- _What needs to be done_
Rewrite the listing below, substituting "column-char" for every occurrence of "right-char" and leaving all else as it is.

(Layout coordinate data)
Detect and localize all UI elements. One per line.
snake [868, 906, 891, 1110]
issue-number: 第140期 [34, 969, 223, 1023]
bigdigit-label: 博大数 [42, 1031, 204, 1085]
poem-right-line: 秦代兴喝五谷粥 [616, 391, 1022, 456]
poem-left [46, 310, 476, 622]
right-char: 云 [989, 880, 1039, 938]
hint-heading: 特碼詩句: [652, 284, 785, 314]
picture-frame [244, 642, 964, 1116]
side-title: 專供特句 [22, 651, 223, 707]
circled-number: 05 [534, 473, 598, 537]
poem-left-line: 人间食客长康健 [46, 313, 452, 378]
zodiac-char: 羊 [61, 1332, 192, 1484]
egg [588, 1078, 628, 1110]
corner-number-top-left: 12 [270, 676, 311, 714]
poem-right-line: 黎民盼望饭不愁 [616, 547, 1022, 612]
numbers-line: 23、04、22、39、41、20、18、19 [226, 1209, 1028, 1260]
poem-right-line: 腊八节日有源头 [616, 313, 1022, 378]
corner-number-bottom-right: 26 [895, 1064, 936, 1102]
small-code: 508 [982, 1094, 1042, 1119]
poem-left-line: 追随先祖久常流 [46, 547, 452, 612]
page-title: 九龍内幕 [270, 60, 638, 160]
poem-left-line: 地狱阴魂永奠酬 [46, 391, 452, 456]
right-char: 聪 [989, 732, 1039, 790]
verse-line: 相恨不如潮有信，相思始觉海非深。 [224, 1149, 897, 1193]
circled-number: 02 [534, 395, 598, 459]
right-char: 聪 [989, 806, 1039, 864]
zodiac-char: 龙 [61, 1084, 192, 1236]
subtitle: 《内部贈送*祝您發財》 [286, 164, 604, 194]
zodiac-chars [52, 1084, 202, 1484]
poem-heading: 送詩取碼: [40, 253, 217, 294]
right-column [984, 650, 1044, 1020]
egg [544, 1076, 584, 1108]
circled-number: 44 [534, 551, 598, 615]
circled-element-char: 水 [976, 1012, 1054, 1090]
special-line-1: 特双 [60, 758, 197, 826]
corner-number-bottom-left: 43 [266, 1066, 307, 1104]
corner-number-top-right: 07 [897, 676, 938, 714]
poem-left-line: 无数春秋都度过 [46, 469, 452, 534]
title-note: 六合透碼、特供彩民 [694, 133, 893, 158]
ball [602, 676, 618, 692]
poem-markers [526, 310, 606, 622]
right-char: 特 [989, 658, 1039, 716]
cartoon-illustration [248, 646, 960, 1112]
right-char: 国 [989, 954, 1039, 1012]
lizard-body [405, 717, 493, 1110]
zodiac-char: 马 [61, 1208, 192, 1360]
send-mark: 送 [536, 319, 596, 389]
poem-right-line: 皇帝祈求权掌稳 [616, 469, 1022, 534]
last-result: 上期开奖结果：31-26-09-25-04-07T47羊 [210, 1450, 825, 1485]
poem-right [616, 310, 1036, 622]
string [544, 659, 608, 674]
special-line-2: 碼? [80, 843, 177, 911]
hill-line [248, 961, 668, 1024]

- _Result for this exercise_
Detect and localize all UI elements. One per line.
snake [868, 906, 891, 1110]
issue-number: 第140期 [34, 969, 223, 1023]
bigdigit-label: 博大数 [42, 1031, 204, 1085]
poem-right-line: 秦代兴喝五谷粥 [616, 391, 1022, 456]
poem-left [46, 310, 476, 622]
column-char: 云 [989, 880, 1039, 938]
hint-heading: 特碼詩句: [652, 284, 785, 314]
picture-frame [244, 642, 964, 1116]
side-title: 專供特句 [22, 651, 223, 707]
circled-number: 05 [534, 473, 598, 537]
poem-left-line: 人间食客长康健 [46, 313, 452, 378]
zodiac-char: 羊 [61, 1332, 192, 1484]
egg [588, 1078, 628, 1110]
corner-number-top-left: 12 [270, 676, 311, 714]
poem-right-line: 黎民盼望饭不愁 [616, 547, 1022, 612]
numbers-line: 23、04、22、39、41、20、18、19 [226, 1209, 1028, 1260]
poem-right-line: 腊八节日有源头 [616, 313, 1022, 378]
corner-number-bottom-right: 26 [895, 1064, 936, 1102]
small-code: 508 [982, 1094, 1042, 1119]
poem-left-line: 追随先祖久常流 [46, 547, 452, 612]
page-title: 九龍内幕 [270, 60, 638, 160]
poem-left-line: 地狱阴魂永奠酬 [46, 391, 452, 456]
column-char: 聪 [989, 732, 1039, 790]
verse-line: 相恨不如潮有信，相思始觉海非深。 [224, 1149, 897, 1193]
circled-number: 02 [534, 395, 598, 459]
column-char: 聪 [989, 806, 1039, 864]
zodiac-char: 龙 [61, 1084, 192, 1236]
subtitle: 《内部贈送*祝您發財》 [286, 164, 604, 194]
zodiac-chars [52, 1084, 202, 1484]
poem-heading: 送詩取碼: [40, 253, 217, 294]
right-column [984, 650, 1044, 1020]
egg [544, 1076, 584, 1108]
circled-number: 44 [534, 551, 598, 615]
circled-element-char: 水 [976, 1012, 1054, 1090]
special-line-1: 特双 [60, 758, 197, 826]
corner-number-bottom-left: 43 [266, 1066, 307, 1104]
corner-number-top-right: 07 [897, 676, 938, 714]
poem-left-line: 无数春秋都度过 [46, 469, 452, 534]
title-note: 六合透碼、特供彩民 [694, 133, 893, 158]
ball [602, 676, 618, 692]
poem-markers [526, 310, 606, 622]
column-char: 特 [989, 658, 1039, 716]
cartoon-illustration [248, 646, 960, 1112]
column-char: 国 [989, 954, 1039, 1012]
lizard-body [405, 717, 493, 1110]
zodiac-char: 马 [61, 1208, 192, 1360]
send-mark: 送 [536, 319, 596, 389]
poem-right-line: 皇帝祈求权掌稳 [616, 469, 1022, 534]
last-result: 上期开奖结果：31-26-09-25-04-07T47羊 [210, 1450, 825, 1485]
poem-right [616, 310, 1036, 622]
string [544, 659, 608, 674]
special-line-2: 碼? [80, 843, 177, 911]
hill-line [248, 961, 668, 1024]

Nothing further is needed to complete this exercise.